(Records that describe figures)
......

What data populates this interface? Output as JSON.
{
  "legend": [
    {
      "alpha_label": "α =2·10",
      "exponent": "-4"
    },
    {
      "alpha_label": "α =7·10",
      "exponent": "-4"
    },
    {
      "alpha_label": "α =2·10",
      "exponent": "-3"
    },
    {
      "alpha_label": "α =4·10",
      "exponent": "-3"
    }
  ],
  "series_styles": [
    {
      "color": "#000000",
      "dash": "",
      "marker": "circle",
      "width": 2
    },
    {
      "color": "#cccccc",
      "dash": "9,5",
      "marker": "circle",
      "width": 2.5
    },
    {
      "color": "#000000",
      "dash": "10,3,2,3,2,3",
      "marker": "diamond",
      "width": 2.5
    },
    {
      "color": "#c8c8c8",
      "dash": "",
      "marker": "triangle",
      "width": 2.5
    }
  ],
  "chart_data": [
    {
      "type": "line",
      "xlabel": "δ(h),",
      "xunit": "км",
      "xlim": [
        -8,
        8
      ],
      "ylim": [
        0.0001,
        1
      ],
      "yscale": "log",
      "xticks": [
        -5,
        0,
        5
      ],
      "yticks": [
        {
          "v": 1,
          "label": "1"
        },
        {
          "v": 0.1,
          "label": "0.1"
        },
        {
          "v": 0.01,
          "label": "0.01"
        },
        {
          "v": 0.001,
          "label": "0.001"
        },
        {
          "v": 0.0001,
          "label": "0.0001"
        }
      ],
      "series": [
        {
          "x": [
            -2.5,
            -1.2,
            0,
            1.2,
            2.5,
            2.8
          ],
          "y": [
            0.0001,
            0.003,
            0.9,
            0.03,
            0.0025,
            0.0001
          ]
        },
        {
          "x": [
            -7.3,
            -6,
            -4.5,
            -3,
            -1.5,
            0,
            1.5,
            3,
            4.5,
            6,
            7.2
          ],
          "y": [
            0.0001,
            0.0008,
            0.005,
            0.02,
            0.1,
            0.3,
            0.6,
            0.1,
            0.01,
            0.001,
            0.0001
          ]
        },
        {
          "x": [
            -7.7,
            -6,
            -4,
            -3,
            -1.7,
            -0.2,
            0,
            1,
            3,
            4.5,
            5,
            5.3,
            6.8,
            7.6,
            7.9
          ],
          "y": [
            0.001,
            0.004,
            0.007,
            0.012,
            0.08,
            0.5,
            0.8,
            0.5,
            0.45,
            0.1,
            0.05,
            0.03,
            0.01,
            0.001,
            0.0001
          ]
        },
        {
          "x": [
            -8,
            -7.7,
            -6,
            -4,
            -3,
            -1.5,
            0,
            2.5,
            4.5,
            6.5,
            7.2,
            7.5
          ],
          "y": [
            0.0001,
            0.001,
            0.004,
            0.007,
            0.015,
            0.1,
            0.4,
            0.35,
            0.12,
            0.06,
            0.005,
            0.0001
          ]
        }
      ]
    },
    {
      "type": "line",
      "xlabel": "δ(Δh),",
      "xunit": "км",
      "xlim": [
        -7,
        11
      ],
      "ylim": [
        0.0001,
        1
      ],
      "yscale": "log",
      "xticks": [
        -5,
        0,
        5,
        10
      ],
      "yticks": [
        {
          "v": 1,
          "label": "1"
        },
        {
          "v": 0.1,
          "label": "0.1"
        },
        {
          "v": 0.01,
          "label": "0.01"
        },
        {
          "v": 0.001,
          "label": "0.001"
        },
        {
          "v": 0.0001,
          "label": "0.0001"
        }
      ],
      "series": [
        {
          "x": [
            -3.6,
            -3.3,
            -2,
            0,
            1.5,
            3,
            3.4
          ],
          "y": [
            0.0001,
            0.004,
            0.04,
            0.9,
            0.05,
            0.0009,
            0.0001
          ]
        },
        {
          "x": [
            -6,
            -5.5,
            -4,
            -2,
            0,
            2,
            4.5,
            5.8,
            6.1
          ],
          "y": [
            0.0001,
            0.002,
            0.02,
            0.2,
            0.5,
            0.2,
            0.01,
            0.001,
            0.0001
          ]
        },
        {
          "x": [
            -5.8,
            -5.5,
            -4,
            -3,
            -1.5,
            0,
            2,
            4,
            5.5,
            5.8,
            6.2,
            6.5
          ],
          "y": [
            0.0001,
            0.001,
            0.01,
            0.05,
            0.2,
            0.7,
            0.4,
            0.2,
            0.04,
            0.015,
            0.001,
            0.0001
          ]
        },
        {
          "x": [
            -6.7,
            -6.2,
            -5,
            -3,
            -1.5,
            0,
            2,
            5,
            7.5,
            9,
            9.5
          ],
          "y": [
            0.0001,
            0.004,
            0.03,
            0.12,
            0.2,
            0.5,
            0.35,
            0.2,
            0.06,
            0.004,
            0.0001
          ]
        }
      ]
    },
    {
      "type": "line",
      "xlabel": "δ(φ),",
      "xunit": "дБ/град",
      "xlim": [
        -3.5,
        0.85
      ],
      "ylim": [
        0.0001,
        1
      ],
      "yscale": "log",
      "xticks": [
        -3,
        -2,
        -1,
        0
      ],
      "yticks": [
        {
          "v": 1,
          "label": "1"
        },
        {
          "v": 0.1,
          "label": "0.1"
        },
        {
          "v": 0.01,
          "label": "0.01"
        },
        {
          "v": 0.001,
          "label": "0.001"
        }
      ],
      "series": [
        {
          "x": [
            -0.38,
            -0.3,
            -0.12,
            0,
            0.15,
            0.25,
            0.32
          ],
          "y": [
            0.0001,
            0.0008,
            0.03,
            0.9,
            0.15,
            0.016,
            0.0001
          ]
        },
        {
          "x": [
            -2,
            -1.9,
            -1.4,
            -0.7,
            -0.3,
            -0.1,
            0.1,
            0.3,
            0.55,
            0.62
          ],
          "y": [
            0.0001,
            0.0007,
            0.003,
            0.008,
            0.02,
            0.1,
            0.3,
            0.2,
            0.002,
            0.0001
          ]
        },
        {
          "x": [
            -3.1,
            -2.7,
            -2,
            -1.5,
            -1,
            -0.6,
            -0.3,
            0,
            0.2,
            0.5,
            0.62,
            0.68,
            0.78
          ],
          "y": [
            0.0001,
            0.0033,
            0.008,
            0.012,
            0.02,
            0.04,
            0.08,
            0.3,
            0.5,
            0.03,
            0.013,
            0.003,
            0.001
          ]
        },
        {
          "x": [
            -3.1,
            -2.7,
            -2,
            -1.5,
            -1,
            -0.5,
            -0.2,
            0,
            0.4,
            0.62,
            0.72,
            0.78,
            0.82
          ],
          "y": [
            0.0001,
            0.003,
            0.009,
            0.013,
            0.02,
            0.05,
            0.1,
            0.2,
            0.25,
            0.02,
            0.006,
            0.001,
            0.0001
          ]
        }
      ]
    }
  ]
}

......

(WHAT YOU HAVE TO DO): Copy out each line of the data where the string "color" appears.

(EXERCISE OUTPUT):
      "color": "#000000",
      "color": "#cccccc",
      "color": "#000000",
      "color": "#c8c8c8",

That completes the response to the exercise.